[begin Extracted text]

Steroids and Giambi's Contract: What Did the Yankees Know?

I never planned to write about the baseball steroid scandal. Frankly, I thought it has already grown tiresome. Every sportswriter and talk radio host in America has written or talked about it endlessly now for weeks or months on end and for what. We all know that baseball has no intention of doing anything to clean up the sport. Not with Comissioner Bud "I See Nothing, I Hear Nothing" Selig and Union Leader Donald "It's All A Lie Spread By the Greedy Owners" Fehr in charge of the game. No, the latest leak from Jose Canseco about who is using just doesn't interest me anymore.

However, today a story came along that I decided was worth discussing, since it touched on all the elements we like to cover here: sports, law, business and even a little journalism for good measure. In today's New York Times , Murray Chass wrote a column accusing the Yankees of agreeing with Giambi to remove from his contract the clause allowing the club the right to suspend him, stop payment on the contract, terminate the contract or convert it to a nonguaranteed contract in the event he was found to use steroids. Now this provision is supposedly in the Standard Player Agreement of every Major League player. So what would possess the Yankees to agree to remove it?

[end Extracted text]

**Given exercise A:**
Rewrite the stored data entries from the first one through the line containing "label-d: d xyxy=(350,1208,355,1216)", substituting "prompt-text" for "question-text" and keeping everything else the same.

[begin Records for the exercise]

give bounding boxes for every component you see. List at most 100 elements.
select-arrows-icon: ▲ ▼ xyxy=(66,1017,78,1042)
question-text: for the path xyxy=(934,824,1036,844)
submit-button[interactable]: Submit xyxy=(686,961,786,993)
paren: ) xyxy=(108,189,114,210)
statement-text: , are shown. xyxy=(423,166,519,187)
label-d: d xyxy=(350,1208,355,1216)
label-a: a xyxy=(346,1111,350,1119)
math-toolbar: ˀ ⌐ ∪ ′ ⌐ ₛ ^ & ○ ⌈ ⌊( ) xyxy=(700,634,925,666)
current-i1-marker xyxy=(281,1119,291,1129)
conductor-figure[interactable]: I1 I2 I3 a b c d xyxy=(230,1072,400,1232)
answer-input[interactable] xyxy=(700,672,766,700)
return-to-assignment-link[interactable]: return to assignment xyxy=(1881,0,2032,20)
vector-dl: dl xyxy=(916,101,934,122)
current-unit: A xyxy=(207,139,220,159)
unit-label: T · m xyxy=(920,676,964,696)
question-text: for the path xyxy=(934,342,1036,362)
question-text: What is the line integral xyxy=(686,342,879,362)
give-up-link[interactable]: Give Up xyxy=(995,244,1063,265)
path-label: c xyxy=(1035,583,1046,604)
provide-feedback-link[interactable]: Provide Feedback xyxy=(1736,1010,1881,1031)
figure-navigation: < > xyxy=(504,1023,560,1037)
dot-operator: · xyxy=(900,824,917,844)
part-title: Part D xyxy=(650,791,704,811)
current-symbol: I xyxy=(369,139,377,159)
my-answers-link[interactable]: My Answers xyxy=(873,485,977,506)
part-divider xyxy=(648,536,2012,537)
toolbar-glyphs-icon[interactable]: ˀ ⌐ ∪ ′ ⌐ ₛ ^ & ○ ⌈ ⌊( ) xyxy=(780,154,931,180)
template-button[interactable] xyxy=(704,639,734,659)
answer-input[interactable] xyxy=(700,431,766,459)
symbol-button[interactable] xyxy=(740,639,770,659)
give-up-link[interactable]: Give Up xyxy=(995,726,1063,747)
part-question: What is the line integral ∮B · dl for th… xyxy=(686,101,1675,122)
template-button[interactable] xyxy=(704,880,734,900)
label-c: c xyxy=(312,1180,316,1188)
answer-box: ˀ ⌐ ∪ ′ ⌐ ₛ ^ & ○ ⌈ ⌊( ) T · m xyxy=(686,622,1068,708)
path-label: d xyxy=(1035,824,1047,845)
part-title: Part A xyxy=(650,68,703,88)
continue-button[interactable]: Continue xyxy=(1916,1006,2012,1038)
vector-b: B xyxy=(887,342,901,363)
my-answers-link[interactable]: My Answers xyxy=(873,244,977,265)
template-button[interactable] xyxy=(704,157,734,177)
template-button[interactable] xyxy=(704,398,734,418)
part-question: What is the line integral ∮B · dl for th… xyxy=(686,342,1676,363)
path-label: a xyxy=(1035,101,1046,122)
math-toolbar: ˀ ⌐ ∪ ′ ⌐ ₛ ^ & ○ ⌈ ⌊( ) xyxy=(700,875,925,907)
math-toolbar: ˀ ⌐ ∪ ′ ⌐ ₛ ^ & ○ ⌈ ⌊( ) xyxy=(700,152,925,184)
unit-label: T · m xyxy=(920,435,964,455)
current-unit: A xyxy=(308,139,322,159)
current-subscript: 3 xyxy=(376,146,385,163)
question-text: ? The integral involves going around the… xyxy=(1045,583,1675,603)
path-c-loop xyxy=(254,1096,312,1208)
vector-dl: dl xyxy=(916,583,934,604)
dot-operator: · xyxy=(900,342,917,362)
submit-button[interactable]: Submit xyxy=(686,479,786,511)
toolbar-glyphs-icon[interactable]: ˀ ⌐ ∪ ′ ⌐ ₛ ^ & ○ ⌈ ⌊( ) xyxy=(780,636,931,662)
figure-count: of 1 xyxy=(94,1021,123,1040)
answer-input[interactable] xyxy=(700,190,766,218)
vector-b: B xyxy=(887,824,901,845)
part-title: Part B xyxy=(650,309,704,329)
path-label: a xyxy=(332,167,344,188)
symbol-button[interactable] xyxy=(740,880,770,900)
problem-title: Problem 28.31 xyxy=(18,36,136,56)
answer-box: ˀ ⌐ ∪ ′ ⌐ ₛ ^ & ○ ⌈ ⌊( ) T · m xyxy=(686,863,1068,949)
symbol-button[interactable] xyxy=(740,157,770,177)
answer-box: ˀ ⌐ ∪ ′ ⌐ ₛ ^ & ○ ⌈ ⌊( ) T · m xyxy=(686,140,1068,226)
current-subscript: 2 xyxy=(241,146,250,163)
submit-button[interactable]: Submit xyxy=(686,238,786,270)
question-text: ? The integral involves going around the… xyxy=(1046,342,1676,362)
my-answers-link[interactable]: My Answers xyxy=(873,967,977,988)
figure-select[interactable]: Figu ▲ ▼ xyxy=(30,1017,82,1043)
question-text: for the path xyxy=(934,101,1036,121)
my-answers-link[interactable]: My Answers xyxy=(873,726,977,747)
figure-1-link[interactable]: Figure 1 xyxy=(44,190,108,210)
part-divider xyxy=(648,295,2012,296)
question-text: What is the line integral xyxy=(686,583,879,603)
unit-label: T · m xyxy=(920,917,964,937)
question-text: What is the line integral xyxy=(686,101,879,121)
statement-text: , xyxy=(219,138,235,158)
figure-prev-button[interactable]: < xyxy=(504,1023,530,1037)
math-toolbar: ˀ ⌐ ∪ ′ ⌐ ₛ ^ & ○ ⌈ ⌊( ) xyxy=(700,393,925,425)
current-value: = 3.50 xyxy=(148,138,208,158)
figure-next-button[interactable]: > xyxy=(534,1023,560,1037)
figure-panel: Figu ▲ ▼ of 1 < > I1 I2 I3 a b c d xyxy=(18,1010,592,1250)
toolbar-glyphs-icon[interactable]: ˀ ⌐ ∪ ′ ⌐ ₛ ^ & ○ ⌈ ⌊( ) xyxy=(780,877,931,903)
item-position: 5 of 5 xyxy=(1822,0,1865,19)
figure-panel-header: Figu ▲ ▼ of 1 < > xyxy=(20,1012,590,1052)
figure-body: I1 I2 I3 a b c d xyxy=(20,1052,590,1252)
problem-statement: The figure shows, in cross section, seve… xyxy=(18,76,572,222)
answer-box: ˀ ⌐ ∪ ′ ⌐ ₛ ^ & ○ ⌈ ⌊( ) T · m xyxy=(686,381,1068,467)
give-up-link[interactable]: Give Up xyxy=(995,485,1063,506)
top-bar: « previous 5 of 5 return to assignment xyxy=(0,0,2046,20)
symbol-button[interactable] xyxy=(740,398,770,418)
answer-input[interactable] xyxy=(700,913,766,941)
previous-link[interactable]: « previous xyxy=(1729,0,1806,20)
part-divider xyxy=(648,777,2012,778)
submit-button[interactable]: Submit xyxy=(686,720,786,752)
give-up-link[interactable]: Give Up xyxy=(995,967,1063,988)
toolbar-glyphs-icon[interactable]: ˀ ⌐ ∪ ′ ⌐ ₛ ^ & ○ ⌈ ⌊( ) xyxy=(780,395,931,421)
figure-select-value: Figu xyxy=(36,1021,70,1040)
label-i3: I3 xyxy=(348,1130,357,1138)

[end Records for the exercise]

**Given exercise B:**
List every person named in the article about Giambi's contract.

**Exercise output A:**
give bounding boxes for every component you see. List at most 100 elements.
select-arrows-icon: ▲ ▼ xyxy=(66,1017,78,1042)
prompt-text: for the path xyxy=(934,824,1036,844)
submit-button[interactable]: Submit xyxy=(686,961,786,993)
paren: ) xyxy=(108,189,114,210)
statement-text: , are shown. xyxy=(423,166,519,187)
label-d: d xyxy=(350,1208,355,1216)

**Exercise output B:**
Giambi, Bud Selig, Donald Fehr, Jose Canseco, Murray Chass